### Material:
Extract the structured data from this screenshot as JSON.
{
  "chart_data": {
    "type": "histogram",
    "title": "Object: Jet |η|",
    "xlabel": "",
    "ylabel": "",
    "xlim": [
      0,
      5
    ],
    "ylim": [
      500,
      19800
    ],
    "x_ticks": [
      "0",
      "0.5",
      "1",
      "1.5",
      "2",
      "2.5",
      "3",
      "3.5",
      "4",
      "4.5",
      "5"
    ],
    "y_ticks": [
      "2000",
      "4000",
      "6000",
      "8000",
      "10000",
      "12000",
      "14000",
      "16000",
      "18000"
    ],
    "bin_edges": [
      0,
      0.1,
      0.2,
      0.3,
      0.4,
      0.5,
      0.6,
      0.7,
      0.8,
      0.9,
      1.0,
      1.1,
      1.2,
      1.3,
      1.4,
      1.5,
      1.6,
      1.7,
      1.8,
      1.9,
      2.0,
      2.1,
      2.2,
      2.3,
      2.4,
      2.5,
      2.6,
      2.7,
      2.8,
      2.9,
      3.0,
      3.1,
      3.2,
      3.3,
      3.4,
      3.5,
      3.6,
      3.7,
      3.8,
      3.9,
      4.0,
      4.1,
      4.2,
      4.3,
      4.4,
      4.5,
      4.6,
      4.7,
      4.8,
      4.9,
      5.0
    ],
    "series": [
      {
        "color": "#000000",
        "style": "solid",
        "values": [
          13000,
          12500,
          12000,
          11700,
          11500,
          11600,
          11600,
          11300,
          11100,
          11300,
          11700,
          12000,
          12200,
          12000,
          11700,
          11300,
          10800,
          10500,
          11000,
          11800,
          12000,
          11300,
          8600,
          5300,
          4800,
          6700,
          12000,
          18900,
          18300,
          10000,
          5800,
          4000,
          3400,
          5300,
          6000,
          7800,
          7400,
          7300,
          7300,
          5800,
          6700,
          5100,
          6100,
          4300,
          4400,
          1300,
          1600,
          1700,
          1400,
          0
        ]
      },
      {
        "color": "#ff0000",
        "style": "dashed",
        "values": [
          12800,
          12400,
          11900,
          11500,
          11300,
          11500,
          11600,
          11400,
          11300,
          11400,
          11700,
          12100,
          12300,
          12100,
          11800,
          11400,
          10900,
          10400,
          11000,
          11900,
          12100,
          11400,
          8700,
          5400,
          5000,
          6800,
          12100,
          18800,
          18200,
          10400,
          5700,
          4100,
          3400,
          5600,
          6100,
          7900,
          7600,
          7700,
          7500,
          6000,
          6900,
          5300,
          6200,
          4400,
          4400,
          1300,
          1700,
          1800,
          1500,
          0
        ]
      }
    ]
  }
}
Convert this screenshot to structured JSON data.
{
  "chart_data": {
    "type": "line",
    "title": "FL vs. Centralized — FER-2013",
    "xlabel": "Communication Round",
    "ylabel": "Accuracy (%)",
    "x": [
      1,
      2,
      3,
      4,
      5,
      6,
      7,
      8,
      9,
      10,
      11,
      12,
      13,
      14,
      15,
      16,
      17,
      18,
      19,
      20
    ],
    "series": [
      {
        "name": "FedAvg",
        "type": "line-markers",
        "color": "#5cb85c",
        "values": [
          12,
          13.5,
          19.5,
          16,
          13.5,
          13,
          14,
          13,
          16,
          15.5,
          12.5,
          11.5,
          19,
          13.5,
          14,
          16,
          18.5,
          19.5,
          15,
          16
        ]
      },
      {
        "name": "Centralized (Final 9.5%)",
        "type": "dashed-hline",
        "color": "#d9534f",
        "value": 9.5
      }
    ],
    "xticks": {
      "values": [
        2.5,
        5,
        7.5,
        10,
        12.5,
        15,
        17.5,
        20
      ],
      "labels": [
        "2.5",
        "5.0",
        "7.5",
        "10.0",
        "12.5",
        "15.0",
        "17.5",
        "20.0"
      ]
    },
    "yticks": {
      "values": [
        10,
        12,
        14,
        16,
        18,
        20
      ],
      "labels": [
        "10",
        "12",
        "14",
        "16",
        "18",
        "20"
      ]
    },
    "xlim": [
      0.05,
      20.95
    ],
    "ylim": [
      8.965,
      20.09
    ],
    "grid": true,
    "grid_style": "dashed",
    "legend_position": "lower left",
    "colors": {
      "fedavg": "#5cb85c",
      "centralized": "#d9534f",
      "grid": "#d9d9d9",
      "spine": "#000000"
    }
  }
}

### Given instruction:
Reply with nothing but the number of lines in the data above that contain "type".

### Answer to the task:
4